Work request: Every line containing the string "Menschen" is to be copied from the records.

-- Information provided follows --

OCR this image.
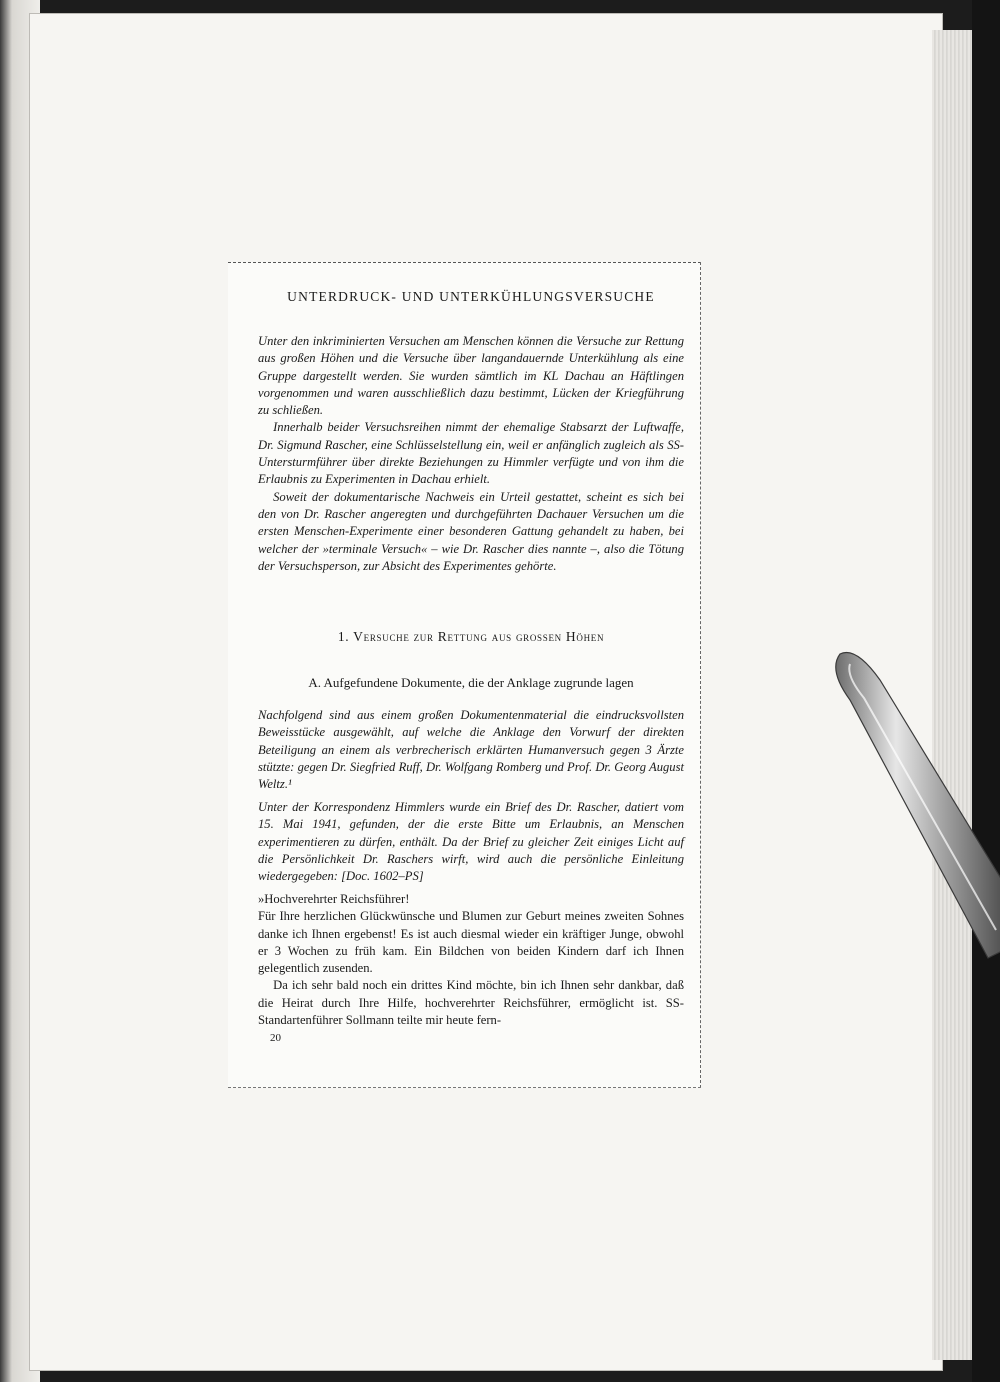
UNTERDRUCK- UND UNTERKÜHLUNGSVERSUCHE

Unter den inkriminierten Versuchen am Menschen können die Versuche zur Rettung aus großen Höhen und die Versuche über langandauernde Unterkühlung als eine Gruppe dargestellt werden. Sie wurden sämtlich im KL Dachau an Häftlingen vorgenommen und waren ausschließlich dazu bestimmt, Lücken der Kriegführung zu schließen.

Innerhalb beider Versuchsreihen nimmt der ehemalige Stabsarzt der Luftwaffe, Dr. Sigmund Rascher, eine Schlüsselstellung ein, weil er anfänglich zugleich als SS-Untersturmführer über direkte Beziehungen zu Himmler verfügte und von ihm die Erlaubnis zu Experimenten in Dachau erhielt.

Soweit der dokumentarische Nachweis ein Urteil gestattet, scheint es sich bei den von Dr. Rascher angeregten und durchgeführten Dachauer Versuchen um die ersten Menschen-Experimente einer besonderen Gattung gehandelt zu haben, bei welcher der »terminale Versuch« – wie Dr. Rascher dies nannte –, also die Tötung der Versuchsperson, zur Absicht des Experimentes gehörte.

1. Versuche zur Rettung aus grossen Höhen
A. Aufgefundene Dokumente, die der Anklage zugrunde lagen
Nachfolgend sind aus einem großen Dokumentenmaterial die eindrucksvollsten Beweisstücke ausgewählt, auf welche die Anklage den Vorwurf der direkten Beteiligung an einem als verbrecherisch erklärten Humanversuch gegen 3 Ärzte stützte: gegen Dr. Siegfried Ruff, Dr. Wolfgang Romberg und Prof. Dr. Georg August Weltz.¹
Unter der Korrespondenz Himmlers wurde ein Brief des Dr. Rascher, datiert vom 15. Mai 1941, gefunden, der die erste Bitte um Erlaubnis, an Menschen experimentieren zu dürfen, enthält. Da der Brief zu gleicher Zeit einiges Licht auf die Persönlichkeit Dr. Raschers wirft, wird auch die persönliche Einleitung wiedergegeben: [Doc. 1602–PS]

»Hochverehrter Reichsführer!

Für Ihre herzlichen Glückwünsche und Blumen zur Geburt meines zweiten Sohnes danke ich Ihnen ergebenst! Es ist auch diesmal wieder ein kräftiger Junge, obwohl er 3 Wochen zu früh kam. Ein Bildchen von beiden Kindern darf ich Ihnen gelegentlich zusenden.

Da ich sehr bald noch ein drittes Kind möchte, bin ich Ihnen sehr dankbar, daß die Heirat durch Ihre Hilfe, hochverehrter Reichsführer, ermöglicht ist. SS-Standartenführer Sollmann teilte mir heute fern-

20
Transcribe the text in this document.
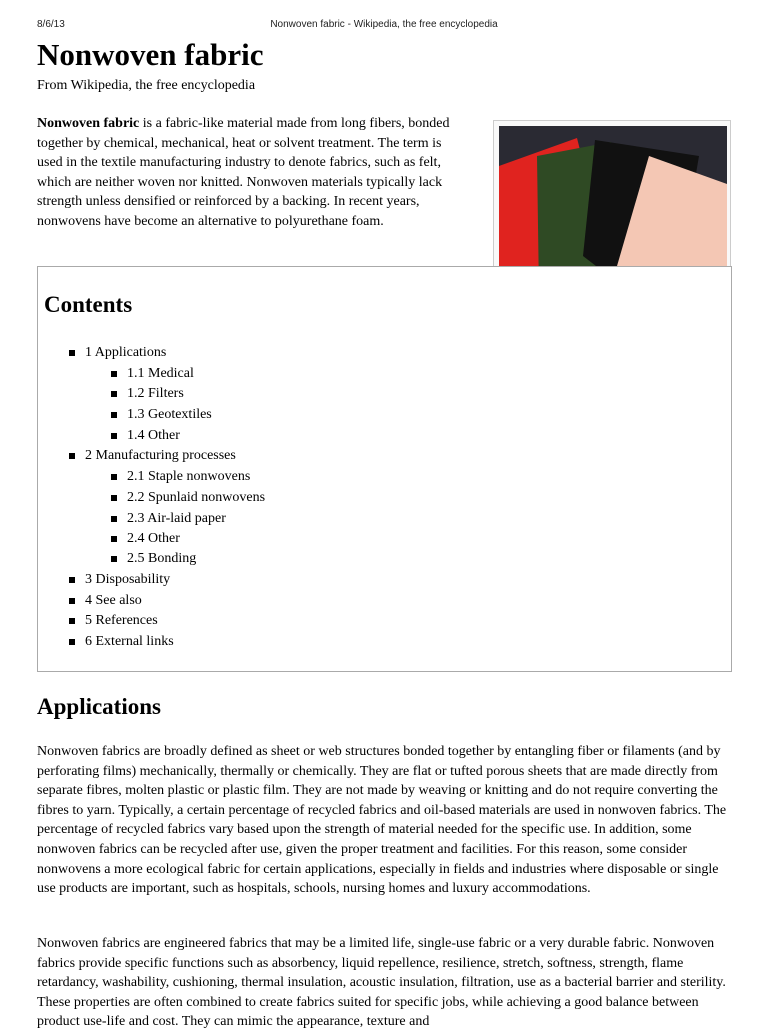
8/6/13	Nonwoven fabric - Wikipedia, the free encyclopedia
Nonwoven fabric
From Wikipedia, the free encyclopedia

Nonwoven fabric is a fabric-like material made from long fibers, bonded together by chemical, mechanical, heat or solvent treatment. The term is used in the textile manufacturing industry to denote fabrics, such as felt, which are neither woven nor knitted. Nonwoven materials typically lack strength unless densified or reinforced by a backing. In recent years, nonwovens have become an alternative to polyurethane foam.

Contents
1 Applications
1.1 Medical
1.2 Filters
1.3 Geotextiles
1.4 Other
2 Manufacturing processes
2.1 Staple nonwovens
2.2 Spunlaid nonwovens
2.3 Air-laid paper
2.4 Other
2.5 Bonding
3 Disposability
4 See also
5 References
6 External links
Applications

Nonwoven fabrics are broadly defined as sheet or web structures bonded together by entangling fiber or filaments (and by perforating films) mechanically, thermally or chemically. They are flat or tufted porous sheets that are made directly from separate fibres, molten plastic or plastic film. They are not made by weaving or knitting and do not require converting the fibres to yarn. Typically, a certain percentage of recycled fabrics and oil-based materials are used in nonwoven fabrics. The percentage of recycled fabrics vary based upon the strength of material needed for the specific use. In addition, some nonwoven fabrics can be recycled after use, given the proper treatment and facilities. For this reason, some consider nonwovens a more ecological fabric for certain applications, especially in fields and industries where disposable or single use products are important, such as hospitals, schools, nursing homes and luxury accommodations.

Nonwoven fabrics are engineered fabrics that may be a limited life, single-use fabric or a very durable fabric. Nonwoven fabrics provide specific functions such as absorbency, liquid repellence, resilience, stretch, softness, strength, flame retardancy, washability, cushioning, thermal insulation, acoustic insulation, filtration, use as a bacterial barrier and sterility. These properties are often combined to create fabrics suited for specific jobs, while achieving a good balance between product use-life and cost. They can mimic the appearance, texture and
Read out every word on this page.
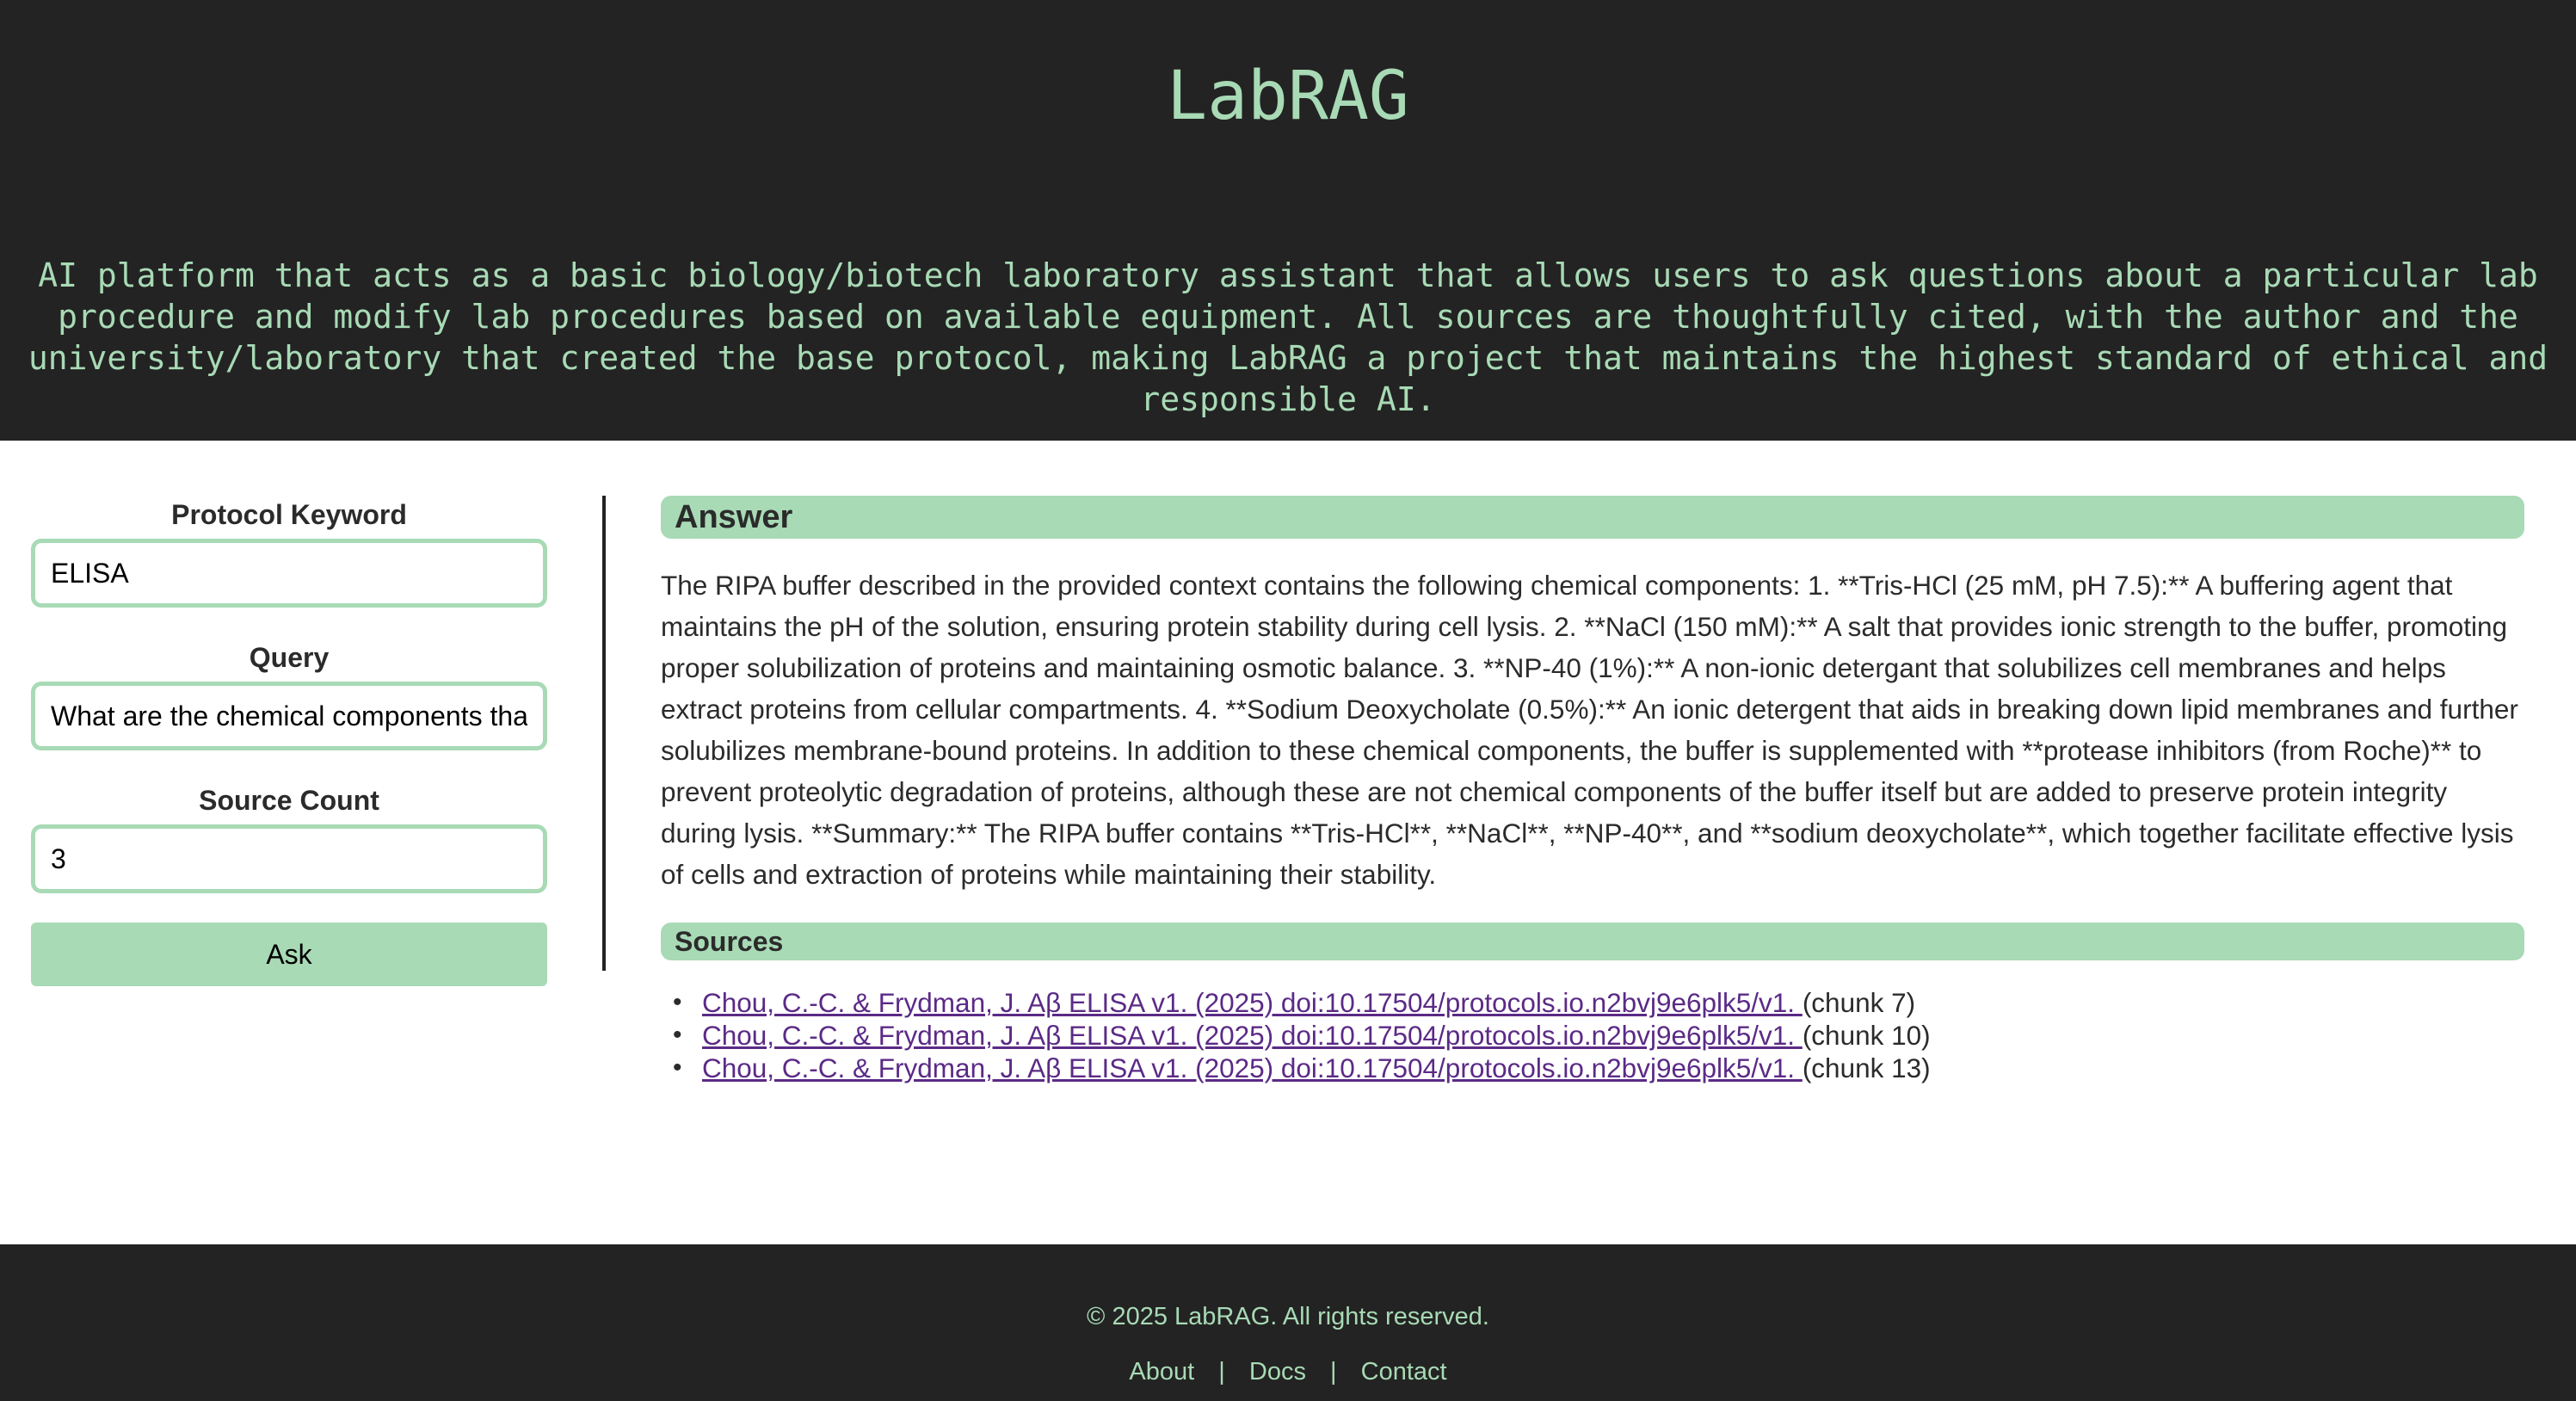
LabRAG

AI platform that acts as a basic biology/biotech laboratory assistant that allows users to ask questions about a particular lab procedure and modify lab procedures based on available equipment. All sources are thoughtfully cited, with the author and the university/laboratory that created the base protocol, making LabRAG a project that maintains the highest standard of ethical and responsible AI.

Protocol Keyword
ELISA
Query
What are the chemical components tha
Source Count
3
Ask
Answer

The RIPA buffer described in the provided context contains the following chemical components: 1. **Tris-HCl (25 mM, pH 7.5):** A buffering agent that maintains the pH of the solution, ensuring protein stability during cell lysis. 2. **NaCl (150 mM):** A salt that provides ionic strength to the buffer, promoting proper solubilization of proteins and maintaining osmotic balance. 3. **NP-40 (1%):** A non-ionic detergant that solubilizes cell membranes and helps extract proteins from cellular compartments. 4. **Sodium Deoxycholate (0.5%):** An ionic detergent that aids in breaking down lipid membranes and further solubilizes membrane-bound proteins. In addition to these chemical components, the buffer is supplemented with **protease inhibitors (from Roche)** to prevent proteolytic degradation of proteins, although these are not chemical components of the buffer itself but are added to preserve protein integrity during lysis. **Summary:** The RIPA buffer contains **Tris-HCl**, **NaCl**, **NP-40**, and **sodium deoxycholate**, which together facilitate effective lysis of cells and extraction of proteins while maintaining their stability.

Sources
• Chou, C.-C. & Frydman, J. Aβ ELISA v1. (2025) doi:10.17504/protocols.io.n2bvj9e6plk5/v1. (chunk 7)
• Chou, C.-C. & Frydman, J. Aβ ELISA v1. (2025) doi:10.17504/protocols.io.n2bvj9e6plk5/v1. (chunk 10)
• Chou, C.-C. & Frydman, J. Aβ ELISA v1. (2025) doi:10.17504/protocols.io.n2bvj9e6plk5/v1. (chunk 13)
© 2025 LabRAG. All rights reserved.
About | Docs | Contact
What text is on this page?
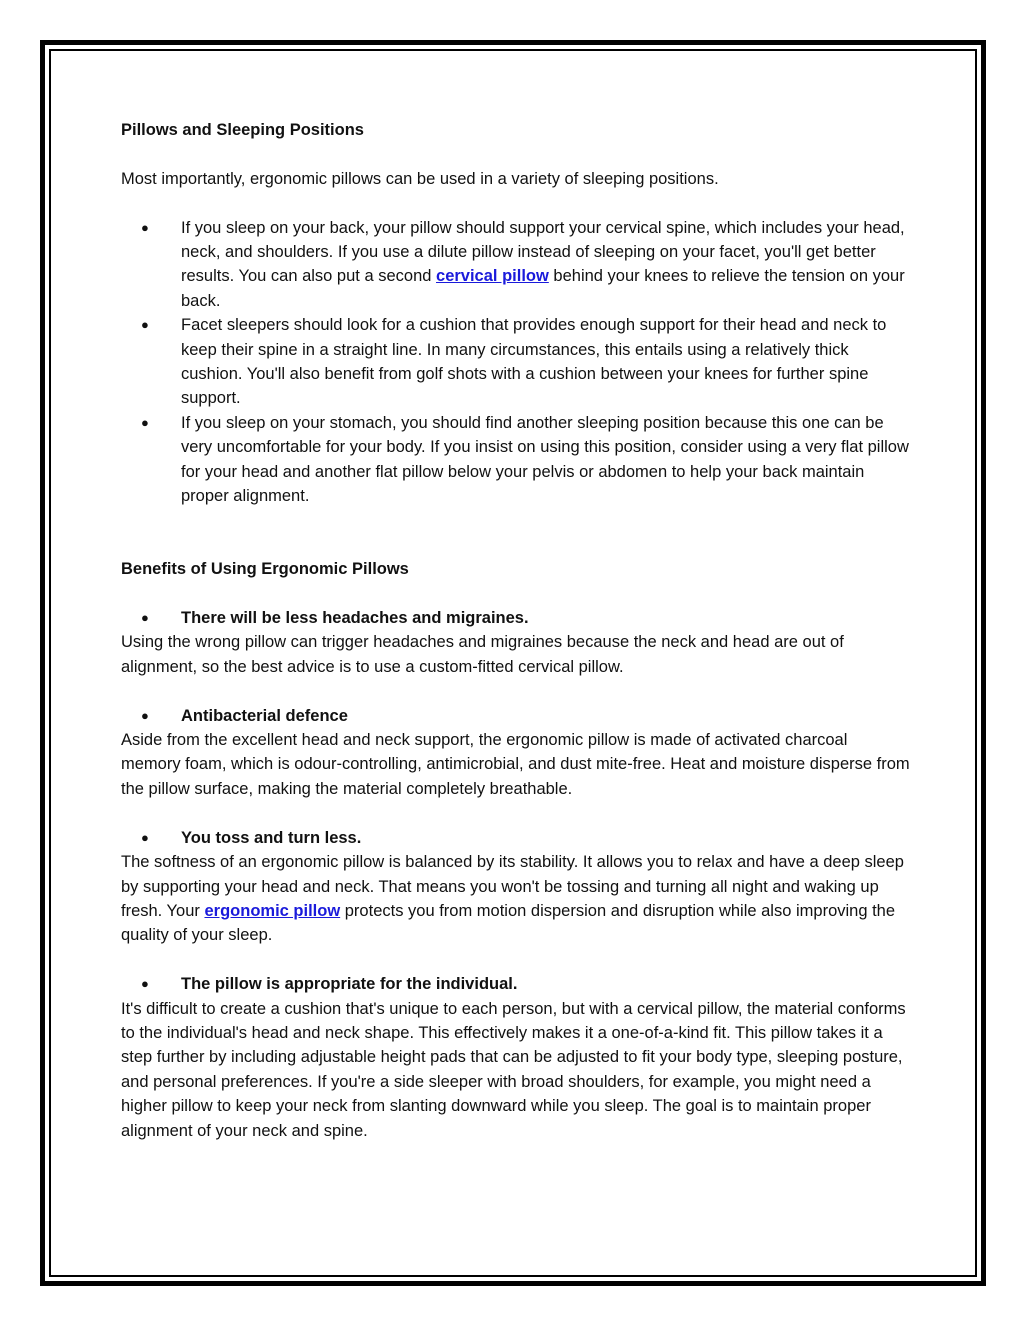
Pillows and Sleeping Positions

Most importantly, ergonomic pillows can be used in a variety of sleeping positions.

●	If you sleep on your back, your pillow should support your cervical spine, which includes your head, neck, and shoulders. If you use a dilute pillow instead of sleeping on your facet, you'll get better results. You can also put a second cervical pillow behind your knees to relieve the tension on your back.
●	Facet sleepers should look for a cushion that provides enough support for their head and neck to keep their spine in a straight line. In many circumstances, this entails using a relatively thick cushion. You'll also benefit from golf shots with a cushion between your knees for further spine support.
●	If you sleep on your stomach, you should find another sleeping position because this one can be very uncomfortable for your body. If you insist on using this position, consider using a very flat pillow for your head and another flat pillow below your pelvis or abdomen to help your back maintain proper alignment.
Benefits of Using Ergonomic Pillows
●	There will be less headaches and migraines.

Using the wrong pillow can trigger headaches and migraines because the neck and head are out of alignment, so the best advice is to use a custom-fitted cervical pillow.

●	Antibacterial defence

Aside from the excellent head and neck support, the ergonomic pillow is made of activated charcoal memory foam, which is odour-controlling, antimicrobial, and dust mite-free. Heat and moisture disperse from the pillow surface, making the material completely breathable.

●	You toss and turn less.

The softness of an ergonomic pillow is balanced by its stability. It allows you to relax and have a deep sleep by supporting your head and neck. That means you won't be tossing and turning all night and waking up fresh. Your ergonomic pillow protects you from motion dispersion and disruption while also improving the quality of your sleep.

●	The pillow is appropriate for the individual.

It's difficult to create a cushion that's unique to each person, but with a cervical pillow, the material conforms to the individual's head and neck shape. This effectively makes it a one-of-a-kind fit. This pillow takes it a step further by including adjustable height pads that can be adjusted to fit your body type, sleeping posture, and personal preferences. If you're a side sleeper with broad shoulders, for example, you might need a higher pillow to keep your neck from slanting downward while you sleep. The goal is to maintain proper alignment of your neck and spine.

-- Information provided concluded --

Answer section:
Unter den inkriminierten Versuchen am Menschen können die Versuche zur Rettung aus großen Höhen und die Versuche über langandauernde Unterkühlung als eine Gruppe dargestellt werden. Sie wurden sämtlich im KL Dachau an Häftlingen vorgenommen und waren ausschließlich dazu bestimmt, Lücken der Kriegführung zu schließen.
Soweit der dokumentarische Nachweis ein Urteil gestattet, scheint es sich bei den von Dr. Rascher angeregten und durchgeführten Dachauer Versuchen um die ersten Menschen-Experimente einer besonderen Gattung gehandelt zu haben, bei welcher der »terminale Versuch« – wie Dr. Rascher dies nannte –, also die Tötung der Versuchsperson, zur Absicht des Experimentes gehörte.
Unter der Korrespondenz Himmlers wurde ein Brief des Dr. Rascher, datiert vom 15. Mai 1941, gefunden, der die erste Bitte um Erlaubnis, an Menschen experimentieren zu dürfen, enthält. Da der Brief zu gleicher Zeit einiges Licht auf die Persönlichkeit Dr. Raschers wirft, wird auch die persönliche Einleitung wiedergegeben: [Doc. 1602–PS]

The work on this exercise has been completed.